**GIVEN DATA:**
## Start

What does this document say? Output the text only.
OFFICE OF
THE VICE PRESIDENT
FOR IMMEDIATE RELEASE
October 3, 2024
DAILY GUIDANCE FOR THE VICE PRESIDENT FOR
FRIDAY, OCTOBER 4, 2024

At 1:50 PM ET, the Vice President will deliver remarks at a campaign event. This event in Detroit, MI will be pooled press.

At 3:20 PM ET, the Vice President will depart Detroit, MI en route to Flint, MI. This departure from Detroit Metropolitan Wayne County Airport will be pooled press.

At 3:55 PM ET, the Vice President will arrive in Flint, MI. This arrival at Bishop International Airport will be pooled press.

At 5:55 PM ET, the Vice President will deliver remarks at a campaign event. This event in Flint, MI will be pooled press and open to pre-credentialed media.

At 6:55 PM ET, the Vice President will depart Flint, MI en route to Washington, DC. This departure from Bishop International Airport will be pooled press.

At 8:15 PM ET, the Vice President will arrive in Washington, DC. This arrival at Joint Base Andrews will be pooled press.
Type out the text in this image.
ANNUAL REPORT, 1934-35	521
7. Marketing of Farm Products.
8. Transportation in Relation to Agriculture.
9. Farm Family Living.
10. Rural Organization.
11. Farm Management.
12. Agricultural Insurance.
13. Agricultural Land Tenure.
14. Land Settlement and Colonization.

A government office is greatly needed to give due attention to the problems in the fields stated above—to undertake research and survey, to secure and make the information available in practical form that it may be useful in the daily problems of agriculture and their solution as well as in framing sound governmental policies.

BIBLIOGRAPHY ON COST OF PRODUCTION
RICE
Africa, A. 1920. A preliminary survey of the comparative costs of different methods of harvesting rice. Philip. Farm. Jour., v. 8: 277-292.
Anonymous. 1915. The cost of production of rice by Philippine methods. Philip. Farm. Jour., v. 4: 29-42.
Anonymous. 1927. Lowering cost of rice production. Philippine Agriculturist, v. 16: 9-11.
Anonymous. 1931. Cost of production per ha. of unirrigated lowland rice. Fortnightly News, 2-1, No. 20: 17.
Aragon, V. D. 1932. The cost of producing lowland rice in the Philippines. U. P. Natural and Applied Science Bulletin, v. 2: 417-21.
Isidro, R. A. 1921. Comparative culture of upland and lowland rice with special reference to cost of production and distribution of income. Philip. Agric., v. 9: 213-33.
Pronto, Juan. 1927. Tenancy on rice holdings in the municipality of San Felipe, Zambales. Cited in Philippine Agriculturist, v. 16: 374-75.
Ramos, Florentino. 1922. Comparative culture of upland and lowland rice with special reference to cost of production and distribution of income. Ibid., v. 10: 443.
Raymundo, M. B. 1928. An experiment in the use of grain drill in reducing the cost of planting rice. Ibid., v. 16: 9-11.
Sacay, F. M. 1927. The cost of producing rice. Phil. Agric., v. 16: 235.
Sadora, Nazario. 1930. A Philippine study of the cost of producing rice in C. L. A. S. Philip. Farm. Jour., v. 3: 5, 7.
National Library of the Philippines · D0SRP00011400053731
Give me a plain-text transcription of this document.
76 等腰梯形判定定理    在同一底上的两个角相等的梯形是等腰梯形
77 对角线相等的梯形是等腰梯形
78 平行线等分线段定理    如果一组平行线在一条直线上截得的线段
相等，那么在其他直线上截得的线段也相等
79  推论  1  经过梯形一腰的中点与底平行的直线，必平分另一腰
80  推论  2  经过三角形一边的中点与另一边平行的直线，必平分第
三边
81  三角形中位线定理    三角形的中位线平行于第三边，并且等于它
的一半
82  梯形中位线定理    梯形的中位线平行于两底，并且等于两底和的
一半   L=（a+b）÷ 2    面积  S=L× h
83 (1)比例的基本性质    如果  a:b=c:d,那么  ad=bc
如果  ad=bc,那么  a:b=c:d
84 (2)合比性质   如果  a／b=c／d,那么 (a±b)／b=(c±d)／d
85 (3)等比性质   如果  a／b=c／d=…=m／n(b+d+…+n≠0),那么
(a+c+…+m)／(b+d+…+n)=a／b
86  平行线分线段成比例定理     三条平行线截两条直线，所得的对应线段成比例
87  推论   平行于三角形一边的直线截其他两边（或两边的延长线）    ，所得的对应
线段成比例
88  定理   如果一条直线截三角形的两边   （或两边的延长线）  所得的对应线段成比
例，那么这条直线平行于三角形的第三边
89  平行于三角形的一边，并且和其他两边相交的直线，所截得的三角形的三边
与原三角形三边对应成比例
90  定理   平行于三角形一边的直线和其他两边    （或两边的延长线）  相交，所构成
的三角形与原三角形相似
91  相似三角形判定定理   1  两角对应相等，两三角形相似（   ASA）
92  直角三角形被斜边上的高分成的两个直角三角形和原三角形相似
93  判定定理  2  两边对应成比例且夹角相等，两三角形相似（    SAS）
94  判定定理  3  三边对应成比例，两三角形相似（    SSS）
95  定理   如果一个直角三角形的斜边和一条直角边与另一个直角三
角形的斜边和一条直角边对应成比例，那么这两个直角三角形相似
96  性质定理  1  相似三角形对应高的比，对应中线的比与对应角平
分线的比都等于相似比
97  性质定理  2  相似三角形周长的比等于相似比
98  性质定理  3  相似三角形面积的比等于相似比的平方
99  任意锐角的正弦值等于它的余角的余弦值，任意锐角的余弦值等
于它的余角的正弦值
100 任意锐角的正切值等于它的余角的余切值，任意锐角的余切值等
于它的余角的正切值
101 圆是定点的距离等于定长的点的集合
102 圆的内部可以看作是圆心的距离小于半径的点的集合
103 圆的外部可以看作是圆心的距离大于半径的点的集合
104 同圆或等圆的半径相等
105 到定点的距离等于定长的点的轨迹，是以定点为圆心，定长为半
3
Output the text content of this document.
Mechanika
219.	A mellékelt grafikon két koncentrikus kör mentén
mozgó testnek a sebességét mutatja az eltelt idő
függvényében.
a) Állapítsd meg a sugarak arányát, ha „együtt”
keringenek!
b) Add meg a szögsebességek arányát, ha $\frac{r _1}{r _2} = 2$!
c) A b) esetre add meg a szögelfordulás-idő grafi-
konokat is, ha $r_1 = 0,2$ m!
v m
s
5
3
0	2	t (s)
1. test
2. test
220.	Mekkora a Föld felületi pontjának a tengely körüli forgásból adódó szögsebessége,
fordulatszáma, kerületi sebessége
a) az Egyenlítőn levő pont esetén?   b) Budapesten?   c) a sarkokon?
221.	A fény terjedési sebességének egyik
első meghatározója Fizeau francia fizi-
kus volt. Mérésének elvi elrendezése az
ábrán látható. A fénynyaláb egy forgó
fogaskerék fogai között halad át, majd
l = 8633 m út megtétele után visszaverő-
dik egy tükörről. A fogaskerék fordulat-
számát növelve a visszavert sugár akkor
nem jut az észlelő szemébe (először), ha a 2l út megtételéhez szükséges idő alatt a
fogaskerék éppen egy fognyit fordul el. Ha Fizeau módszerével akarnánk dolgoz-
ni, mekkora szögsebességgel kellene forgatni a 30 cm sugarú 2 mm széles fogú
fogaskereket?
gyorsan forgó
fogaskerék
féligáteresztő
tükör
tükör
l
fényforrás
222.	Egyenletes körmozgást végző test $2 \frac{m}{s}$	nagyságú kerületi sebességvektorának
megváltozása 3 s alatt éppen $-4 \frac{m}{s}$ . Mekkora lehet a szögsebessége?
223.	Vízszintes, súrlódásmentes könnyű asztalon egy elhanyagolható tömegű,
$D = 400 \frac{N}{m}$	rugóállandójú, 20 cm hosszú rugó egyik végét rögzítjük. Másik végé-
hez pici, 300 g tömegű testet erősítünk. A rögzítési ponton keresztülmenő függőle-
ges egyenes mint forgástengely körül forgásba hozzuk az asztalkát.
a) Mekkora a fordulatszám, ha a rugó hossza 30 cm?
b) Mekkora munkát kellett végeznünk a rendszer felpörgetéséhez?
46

## End

**TASK REQUIREMENTS:**
All lines from the line containing "Output the text content of this document." through the end of the listing above are to be duplicated exactly; include both ends and nothing further.

**OUTPUT FOR THIS EXERCISE:**
Output the text content of this document.
Mechanika
219.	A mellékelt grafikon két koncentrikus kör mentén
mozgó testnek a sebességét mutatja az eltelt idő
függvényében.
a) Állapítsd meg a sugarak arányát, ha „együtt”
keringenek!
b) Add meg a szögsebességek arányát, ha $\frac{r _1}{r _2} = 2$!
c) A b) esetre add meg a szögelfordulás-idő grafi-
konokat is, ha $r_1 = 0,2$ m!
v m
s
5
3
0	2	t (s)
1. test
2. test
220.	Mekkora a Föld felületi pontjának a tengely körüli forgásból adódó szögsebessége,
fordulatszáma, kerületi sebessége
a) az Egyenlítőn levő pont esetén?   b) Budapesten?   c) a sarkokon?
221.	A fény terjedési sebességének egyik
első meghatározója Fizeau francia fizi-
kus volt. Mérésének elvi elrendezése az
ábrán látható. A fénynyaláb egy forgó
fogaskerék fogai között halad át, majd
l = 8633 m út megtétele után visszaverő-
dik egy tükörről. A fogaskerék fordulat-
számát növelve a visszavert sugár akkor
nem jut az észlelő szemébe (először), ha a 2l út megtételéhez szükséges idő alatt a
fogaskerék éppen egy fognyit fordul el. Ha Fizeau módszerével akarnánk dolgoz-
ni, mekkora szögsebességgel kellene forgatni a 30 cm sugarú 2 mm széles fogú
fogaskereket?
gyorsan forgó
fogaskerék
féligáteresztő
tükör
tükör
l
fényforrás
222.	Egyenletes körmozgást végző test $2 \frac{m}{s}$	nagyságú kerületi sebességvektorának
megváltozása 3 s alatt éppen $-4 \frac{m}{s}$ . Mekkora lehet a szögsebessége?
223.	Vízszintes, súrlódásmentes könnyű asztalon egy elhanyagolható tömegű,
$D = 400 \frac{N}{m}$	rugóállandójú, 20 cm hosszú rugó egyik végét rögzítjük. Másik végé-
hez pici, 300 g tömegű testet erősítünk. A rögzítési ponton keresztülmenő függőle-
ges egyenes mint forgástengely körül forgásba hozzuk az asztalkát.
a) Mekkora a fordulatszám, ha a rugó hossza 30 cm?
b) Mekkora munkát kellett végeznünk a rendszer felpörgetéséhez?
46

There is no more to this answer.